Dataset items
%%

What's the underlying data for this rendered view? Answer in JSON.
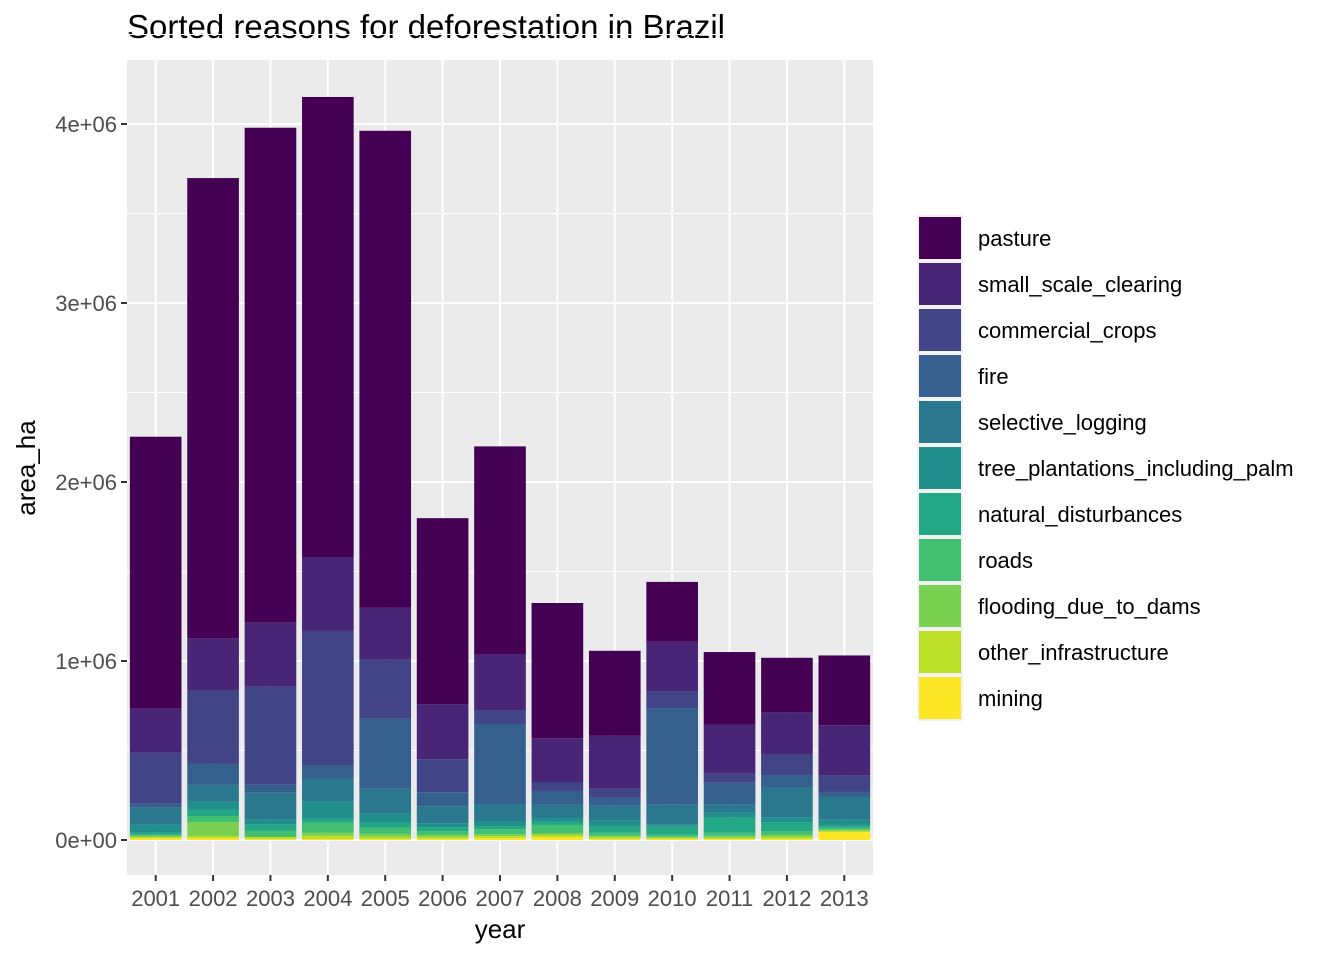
{
  "chart_data": {
    "type": "bar",
    "stacked": true,
    "title": "Sorted reasons for deforestation in Brazil",
    "xlabel": "year",
    "ylabel": "area_ha",
    "ylim": [
      0,
      4300000
    ],
    "yticks": [
      0,
      1000000,
      2000000,
      3000000,
      4000000
    ],
    "ytick_labels": [
      "0e+00",
      "1e+06",
      "2e+06",
      "3e+06",
      "4e+06"
    ],
    "grid": true,
    "legend_position": "right",
    "categories": [
      "2001",
      "2002",
      "2003",
      "2004",
      "2005",
      "2006",
      "2007",
      "2008",
      "2009",
      "2010",
      "2011",
      "2012",
      "2013"
    ],
    "series": [
      {
        "name": "pasture",
        "color": "#440154",
        "values": [
          1520000,
          2570000,
          2765000,
          2570000,
          2665000,
          1040000,
          1160000,
          755000,
          475000,
          335000,
          405000,
          305000,
          390000
        ]
      },
      {
        "name": "small_scale_clearing",
        "color": "#482576",
        "values": [
          246000,
          290000,
          358000,
          413000,
          290000,
          307000,
          313000,
          245000,
          295000,
          275000,
          275000,
          235000,
          280000
        ]
      },
      {
        "name": "commercial_crops",
        "color": "#414487",
        "values": [
          285000,
          413000,
          547000,
          749000,
          330000,
          184000,
          78000,
          50000,
          50000,
          95000,
          50000,
          115000,
          90000
        ]
      },
      {
        "name": "fire",
        "color": "#35608D",
        "values": [
          22000,
          117000,
          45000,
          78000,
          391000,
          78000,
          447000,
          78000,
          45000,
          540000,
          123000,
          67000,
          28000
        ]
      },
      {
        "name": "selective_logging",
        "color": "#2A788E",
        "values": [
          95000,
          95000,
          151000,
          128000,
          140000,
          95000,
          95000,
          73000,
          84000,
          112000,
          45000,
          168000,
          130000
        ]
      },
      {
        "name": "tree_plantations_including_palm",
        "color": "#21908C",
        "values": [
          45000,
          45000,
          28000,
          95000,
          50000,
          22000,
          28000,
          22000,
          34000,
          11000,
          28000,
          28000,
          34000
        ]
      },
      {
        "name": "natural_disturbances",
        "color": "#22A884",
        "values": [
          11000,
          34000,
          34000,
          22000,
          28000,
          22000,
          17000,
          17000,
          34000,
          45000,
          84000,
          50000,
          11000
        ]
      },
      {
        "name": "roads",
        "color": "#43BF71",
        "values": [
          6000,
          34000,
          34000,
          56000,
          34000,
          22000,
          28000,
          45000,
          17000,
          11000,
          17000,
          22000,
          11000
        ]
      },
      {
        "name": "flooding_due_to_dams",
        "color": "#7AD151",
        "values": [
          6000,
          78000,
          0,
          17000,
          17000,
          11000,
          11000,
          11000,
          6000,
          6000,
          11000,
          11000,
          6000
        ]
      },
      {
        "name": "other_infrastructure",
        "color": "#BBDF27",
        "values": [
          6000,
          11000,
          11000,
          17000,
          11000,
          11000,
          11000,
          11000,
          11000,
          6000,
          6000,
          11000,
          6000
        ]
      },
      {
        "name": "mining",
        "color": "#FDE725",
        "values": [
          11000,
          11000,
          6000,
          6000,
          6000,
          6000,
          11000,
          17000,
          6000,
          6000,
          6000,
          6000,
          45000
        ]
      }
    ]
  }
}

%%

> [Stated goal]: Copy each line of the listing that holds the word "color".

> [Final answer]:
        "color": "#440154",
        "color": "#482576",
        "color": "#414487",
        "color": "#35608D",
        "color": "#2A788E",
        "color": "#21908C",
        "color": "#22A884",
        "color": "#43BF71",
        "color": "#7AD151",
        "color": "#BBDF27",
        "color": "#FDE725",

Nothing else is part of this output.